== SOURCE RECORDS ==
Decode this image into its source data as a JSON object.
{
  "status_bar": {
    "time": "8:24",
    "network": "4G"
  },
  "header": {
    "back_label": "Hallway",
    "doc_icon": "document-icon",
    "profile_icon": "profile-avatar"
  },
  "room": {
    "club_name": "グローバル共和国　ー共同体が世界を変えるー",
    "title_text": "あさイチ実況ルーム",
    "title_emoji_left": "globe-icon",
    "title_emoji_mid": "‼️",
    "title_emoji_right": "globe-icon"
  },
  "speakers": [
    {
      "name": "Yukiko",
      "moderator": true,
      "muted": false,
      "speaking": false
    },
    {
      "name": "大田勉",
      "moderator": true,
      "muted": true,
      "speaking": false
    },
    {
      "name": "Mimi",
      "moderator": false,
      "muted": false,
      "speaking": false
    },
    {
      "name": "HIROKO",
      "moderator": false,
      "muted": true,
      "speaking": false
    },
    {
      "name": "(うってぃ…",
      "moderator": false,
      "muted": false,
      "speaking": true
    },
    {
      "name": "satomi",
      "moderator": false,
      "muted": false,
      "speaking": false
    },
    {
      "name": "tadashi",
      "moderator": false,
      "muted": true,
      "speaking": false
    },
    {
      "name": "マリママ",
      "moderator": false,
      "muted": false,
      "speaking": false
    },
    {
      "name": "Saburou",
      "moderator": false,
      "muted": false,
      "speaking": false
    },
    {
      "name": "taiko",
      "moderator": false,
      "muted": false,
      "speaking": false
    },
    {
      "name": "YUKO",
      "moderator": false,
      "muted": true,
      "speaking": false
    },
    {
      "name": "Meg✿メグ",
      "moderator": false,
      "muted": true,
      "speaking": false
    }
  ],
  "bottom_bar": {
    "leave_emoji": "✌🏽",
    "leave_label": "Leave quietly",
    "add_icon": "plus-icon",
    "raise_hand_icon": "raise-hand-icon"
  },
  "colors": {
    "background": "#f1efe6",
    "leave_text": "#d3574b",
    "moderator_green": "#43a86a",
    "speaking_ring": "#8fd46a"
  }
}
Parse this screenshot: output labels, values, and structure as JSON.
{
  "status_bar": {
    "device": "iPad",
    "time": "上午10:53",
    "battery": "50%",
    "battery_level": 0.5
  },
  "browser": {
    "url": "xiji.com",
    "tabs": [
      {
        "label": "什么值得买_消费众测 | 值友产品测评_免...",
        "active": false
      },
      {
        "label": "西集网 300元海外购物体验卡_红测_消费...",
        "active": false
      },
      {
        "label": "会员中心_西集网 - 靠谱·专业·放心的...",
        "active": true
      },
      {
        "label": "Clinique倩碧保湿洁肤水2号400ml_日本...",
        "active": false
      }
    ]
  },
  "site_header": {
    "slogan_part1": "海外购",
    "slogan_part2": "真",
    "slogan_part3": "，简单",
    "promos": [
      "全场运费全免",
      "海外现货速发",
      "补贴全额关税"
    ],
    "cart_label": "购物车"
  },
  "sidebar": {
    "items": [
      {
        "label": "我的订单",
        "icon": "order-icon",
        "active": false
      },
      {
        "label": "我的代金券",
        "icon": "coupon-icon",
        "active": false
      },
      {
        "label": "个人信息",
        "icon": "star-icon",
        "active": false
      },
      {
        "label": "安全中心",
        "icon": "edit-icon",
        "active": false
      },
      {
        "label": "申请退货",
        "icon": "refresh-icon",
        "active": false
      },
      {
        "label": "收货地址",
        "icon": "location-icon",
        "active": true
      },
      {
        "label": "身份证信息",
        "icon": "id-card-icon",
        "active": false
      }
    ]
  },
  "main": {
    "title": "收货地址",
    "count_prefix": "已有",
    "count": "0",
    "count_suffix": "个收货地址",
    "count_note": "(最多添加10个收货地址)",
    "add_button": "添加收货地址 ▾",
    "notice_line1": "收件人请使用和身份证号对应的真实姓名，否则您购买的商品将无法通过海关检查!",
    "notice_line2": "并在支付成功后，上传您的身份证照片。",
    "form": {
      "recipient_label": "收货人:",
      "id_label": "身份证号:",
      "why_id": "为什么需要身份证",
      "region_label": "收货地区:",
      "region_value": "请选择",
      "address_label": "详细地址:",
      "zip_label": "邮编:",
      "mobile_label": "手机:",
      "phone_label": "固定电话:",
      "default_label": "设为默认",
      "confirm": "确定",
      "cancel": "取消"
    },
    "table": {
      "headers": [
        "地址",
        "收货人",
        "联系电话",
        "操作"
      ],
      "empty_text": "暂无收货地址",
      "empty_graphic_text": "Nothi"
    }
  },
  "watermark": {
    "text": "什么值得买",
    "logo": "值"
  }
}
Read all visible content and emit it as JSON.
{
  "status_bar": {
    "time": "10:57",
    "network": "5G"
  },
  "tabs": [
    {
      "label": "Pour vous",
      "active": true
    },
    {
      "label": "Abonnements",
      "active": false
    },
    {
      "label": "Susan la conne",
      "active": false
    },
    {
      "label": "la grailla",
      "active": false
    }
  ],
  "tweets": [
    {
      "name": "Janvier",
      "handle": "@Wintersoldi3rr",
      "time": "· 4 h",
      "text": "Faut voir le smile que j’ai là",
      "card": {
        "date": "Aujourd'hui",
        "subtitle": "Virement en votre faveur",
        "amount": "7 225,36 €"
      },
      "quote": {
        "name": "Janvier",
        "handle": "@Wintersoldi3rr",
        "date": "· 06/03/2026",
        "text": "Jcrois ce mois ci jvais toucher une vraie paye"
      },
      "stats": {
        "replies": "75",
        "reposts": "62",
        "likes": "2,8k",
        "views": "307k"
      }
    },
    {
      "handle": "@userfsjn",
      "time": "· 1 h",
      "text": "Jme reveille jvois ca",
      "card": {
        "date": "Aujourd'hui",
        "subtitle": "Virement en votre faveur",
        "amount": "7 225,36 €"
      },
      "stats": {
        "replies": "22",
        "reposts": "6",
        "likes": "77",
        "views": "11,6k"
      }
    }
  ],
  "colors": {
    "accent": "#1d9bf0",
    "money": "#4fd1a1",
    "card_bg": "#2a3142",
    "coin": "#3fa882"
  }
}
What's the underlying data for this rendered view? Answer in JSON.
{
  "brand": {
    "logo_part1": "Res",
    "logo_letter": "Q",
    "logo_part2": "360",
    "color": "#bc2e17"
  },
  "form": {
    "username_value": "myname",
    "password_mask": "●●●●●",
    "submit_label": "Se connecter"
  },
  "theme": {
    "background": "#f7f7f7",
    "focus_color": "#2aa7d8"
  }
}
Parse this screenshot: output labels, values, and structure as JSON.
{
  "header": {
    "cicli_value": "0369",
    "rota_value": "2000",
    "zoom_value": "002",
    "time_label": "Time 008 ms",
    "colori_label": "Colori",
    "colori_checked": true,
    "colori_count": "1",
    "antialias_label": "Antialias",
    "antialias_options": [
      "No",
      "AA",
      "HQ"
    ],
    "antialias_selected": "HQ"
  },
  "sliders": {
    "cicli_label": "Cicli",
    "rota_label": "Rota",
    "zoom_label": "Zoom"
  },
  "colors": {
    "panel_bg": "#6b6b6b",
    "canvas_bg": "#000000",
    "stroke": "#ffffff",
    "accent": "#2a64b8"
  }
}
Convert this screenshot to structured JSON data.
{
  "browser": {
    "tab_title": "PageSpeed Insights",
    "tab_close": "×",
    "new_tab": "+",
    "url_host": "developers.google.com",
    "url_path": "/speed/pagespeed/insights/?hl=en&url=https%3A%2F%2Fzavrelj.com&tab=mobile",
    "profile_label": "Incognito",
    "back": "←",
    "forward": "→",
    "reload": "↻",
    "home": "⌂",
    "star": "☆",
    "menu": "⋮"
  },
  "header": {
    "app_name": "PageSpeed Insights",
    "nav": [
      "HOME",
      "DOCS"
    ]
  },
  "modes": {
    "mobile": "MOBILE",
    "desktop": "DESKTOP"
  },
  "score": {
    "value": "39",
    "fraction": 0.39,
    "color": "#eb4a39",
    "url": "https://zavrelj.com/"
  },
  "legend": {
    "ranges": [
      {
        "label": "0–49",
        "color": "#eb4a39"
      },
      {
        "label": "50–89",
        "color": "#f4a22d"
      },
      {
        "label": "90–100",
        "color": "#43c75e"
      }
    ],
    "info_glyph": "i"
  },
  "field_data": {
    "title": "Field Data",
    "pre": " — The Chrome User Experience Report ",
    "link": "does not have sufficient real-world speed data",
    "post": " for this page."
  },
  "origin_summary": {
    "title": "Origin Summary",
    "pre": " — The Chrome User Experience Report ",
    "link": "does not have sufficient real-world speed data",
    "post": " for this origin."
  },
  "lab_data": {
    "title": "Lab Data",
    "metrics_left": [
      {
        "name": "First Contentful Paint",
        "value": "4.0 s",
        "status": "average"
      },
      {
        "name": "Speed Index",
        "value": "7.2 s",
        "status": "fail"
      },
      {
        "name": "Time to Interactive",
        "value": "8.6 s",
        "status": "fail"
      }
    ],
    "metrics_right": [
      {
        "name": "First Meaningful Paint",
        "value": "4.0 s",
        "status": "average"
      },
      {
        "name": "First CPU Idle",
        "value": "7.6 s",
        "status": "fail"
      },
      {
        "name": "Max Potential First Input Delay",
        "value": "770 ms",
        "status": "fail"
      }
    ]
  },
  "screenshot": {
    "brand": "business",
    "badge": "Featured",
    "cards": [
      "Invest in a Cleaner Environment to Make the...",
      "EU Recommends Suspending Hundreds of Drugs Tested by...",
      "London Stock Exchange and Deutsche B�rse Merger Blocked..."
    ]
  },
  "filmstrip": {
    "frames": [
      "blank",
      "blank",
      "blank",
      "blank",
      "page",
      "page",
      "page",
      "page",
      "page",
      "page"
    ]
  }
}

== JOB ==
Filter the data, keeping only the lines that contain "Paint".

== WORKED SOLUTION ==
        "name": "First Contentful Paint",
        "name": "First Meaningful Paint",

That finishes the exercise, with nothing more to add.